*Problem to solve*. Transcribe the data in full and exactly, omitting any pictures.

Extracted data entries:
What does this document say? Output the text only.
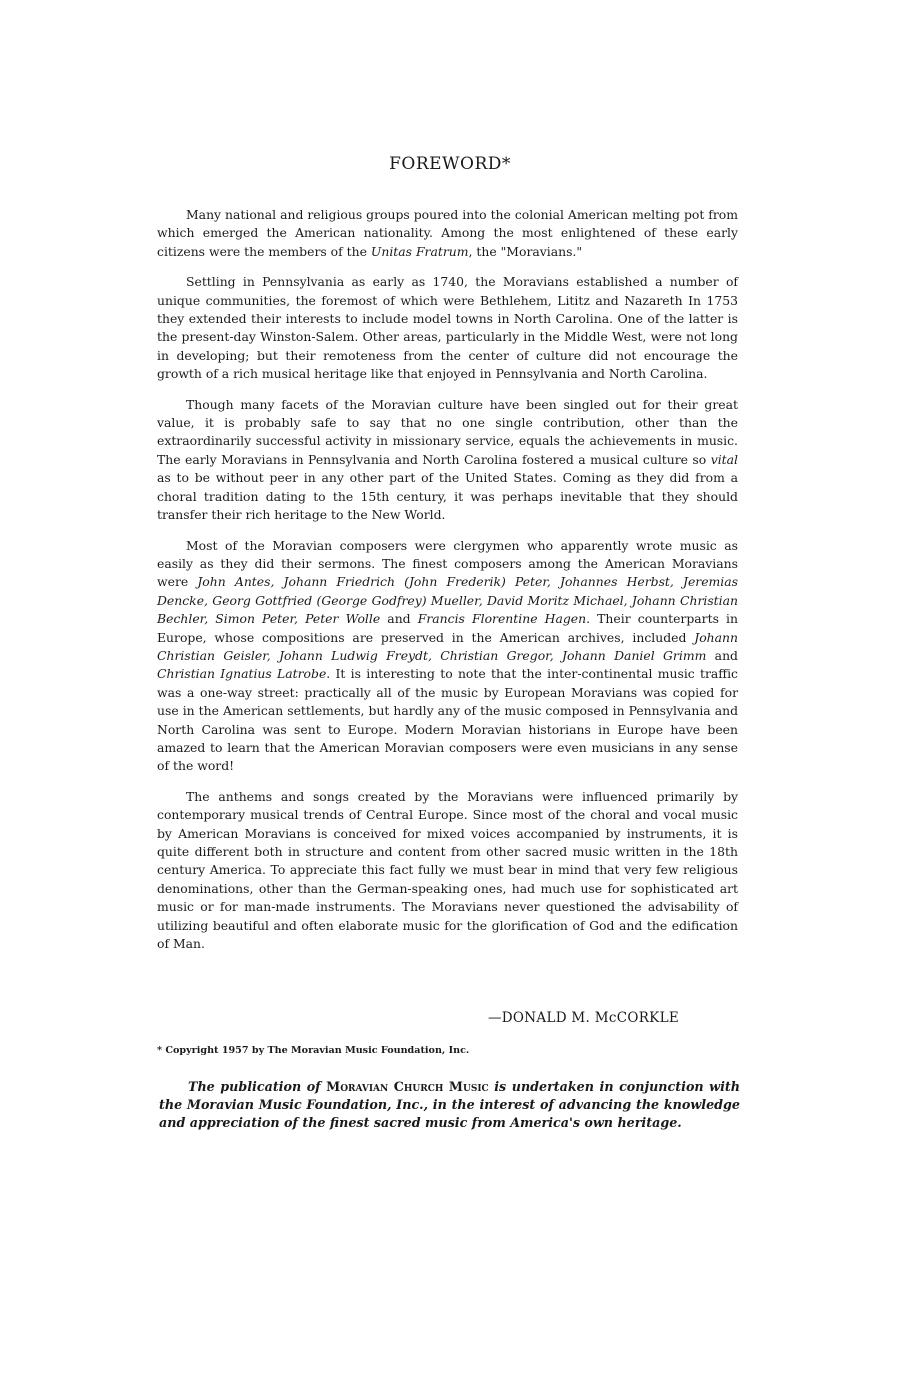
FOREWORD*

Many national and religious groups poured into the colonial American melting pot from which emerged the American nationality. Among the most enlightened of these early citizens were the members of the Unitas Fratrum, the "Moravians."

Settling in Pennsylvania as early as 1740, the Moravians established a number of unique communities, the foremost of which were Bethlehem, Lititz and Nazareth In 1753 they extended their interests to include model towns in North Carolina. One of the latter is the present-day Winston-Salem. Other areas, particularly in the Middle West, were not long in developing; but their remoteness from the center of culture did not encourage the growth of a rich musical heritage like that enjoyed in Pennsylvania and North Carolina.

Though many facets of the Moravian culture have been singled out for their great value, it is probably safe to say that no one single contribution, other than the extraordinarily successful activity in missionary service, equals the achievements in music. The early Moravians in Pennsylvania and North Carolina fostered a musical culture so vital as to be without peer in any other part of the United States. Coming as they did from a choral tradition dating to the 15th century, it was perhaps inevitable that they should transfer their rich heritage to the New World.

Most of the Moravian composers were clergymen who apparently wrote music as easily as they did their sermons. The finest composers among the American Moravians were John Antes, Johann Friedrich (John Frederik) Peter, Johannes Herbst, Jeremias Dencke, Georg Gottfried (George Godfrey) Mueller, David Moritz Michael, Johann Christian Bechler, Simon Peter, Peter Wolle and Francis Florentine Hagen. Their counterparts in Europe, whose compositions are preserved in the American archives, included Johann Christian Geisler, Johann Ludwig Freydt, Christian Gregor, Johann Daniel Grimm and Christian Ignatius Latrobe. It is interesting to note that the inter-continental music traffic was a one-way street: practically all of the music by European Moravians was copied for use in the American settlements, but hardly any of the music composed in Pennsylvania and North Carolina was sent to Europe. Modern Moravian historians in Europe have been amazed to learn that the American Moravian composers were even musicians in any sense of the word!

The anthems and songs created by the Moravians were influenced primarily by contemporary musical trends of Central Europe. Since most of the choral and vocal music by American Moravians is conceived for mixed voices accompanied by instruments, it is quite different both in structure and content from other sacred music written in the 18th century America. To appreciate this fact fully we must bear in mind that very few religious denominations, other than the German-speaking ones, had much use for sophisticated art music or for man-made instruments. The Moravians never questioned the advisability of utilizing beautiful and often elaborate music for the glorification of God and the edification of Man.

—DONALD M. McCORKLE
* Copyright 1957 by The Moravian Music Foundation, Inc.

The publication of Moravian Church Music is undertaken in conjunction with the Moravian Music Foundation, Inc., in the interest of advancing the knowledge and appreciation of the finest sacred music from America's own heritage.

*Answer to this task*.
What does this document say? Output the text only.
FOREWORD*

Many national and religious groups poured into the colonial American melting pot from which emerged the American nationality. Among the most enlightened of these early citizens were the members of the Unitas Fratrum, the "Moravians."

Settling in Pennsylvania as early as 1740, the Moravians established a number of unique communities, the foremost of which were Bethlehem, Lititz and Nazareth In 1753 they extended their interests to include model towns in North Carolina. One of the latter is the present-day Winston-Salem. Other areas, particularly in the Middle West, were not long in developing; but their remoteness from the center of culture did not encourage the growth of a rich musical heritage like that enjoyed in Pennsylvania and North Carolina.

Though many facets of the Moravian culture have been singled out for their great value, it is probably safe to say that no one single contribution, other than the extraordinarily successful activity in missionary service, equals the achievements in music. The early Moravians in Pennsylvania and North Carolina fostered a musical culture so vital as to be without peer in any other part of the United States. Coming as they did from a choral tradition dating to the 15th century, it was perhaps inevitable that they should transfer their rich heritage to the New World.

Most of the Moravian composers were clergymen who apparently wrote music as easily as they did their sermons. The finest composers among the American Moravians were John Antes, Johann Friedrich (John Frederik) Peter, Johannes Herbst, Jeremias Dencke, Georg Gottfried (George Godfrey) Mueller, David Moritz Michael, Johann Christian Bechler, Simon Peter, Peter Wolle and Francis Florentine Hagen. Their counterparts in Europe, whose compositions are preserved in the American archives, included Johann Christian Geisler, Johann Ludwig Freydt, Christian Gregor, Johann Daniel Grimm and Christian Ignatius Latrobe. It is interesting to note that the inter-continental music traffic was a one-way street: practically all of the music by European Moravians was copied for use in the American settlements, but hardly any of the music composed in Pennsylvania and North Carolina was sent to Europe. Modern Moravian historians in Europe have been amazed to learn that the American Moravian composers were even musicians in any sense of the word!

The anthems and songs created by the Moravians were influenced primarily by contemporary musical trends of Central Europe. Since most of the choral and vocal music by American Moravians is conceived for mixed voices accompanied by instruments, it is quite different both in structure and content from other sacred music written in the 18th century America. To appreciate this fact fully we must bear in mind that very few religious denominations, other than the German-speaking ones, had much use for sophisticated art music or for man-made instruments. The Moravians never questioned the advisability of utilizing beautiful and often elaborate music for the glorification of God and the edification of Man.

—DONALD M. McCORKLE
* Copyright 1957 by The Moravian Music Foundation, Inc.

The publication of Moravian Church Music is undertaken in conjunction with the Moravian Music Foundation, Inc., in the interest of advancing the knowledge and appreciation of the finest sacred music from America's own heritage.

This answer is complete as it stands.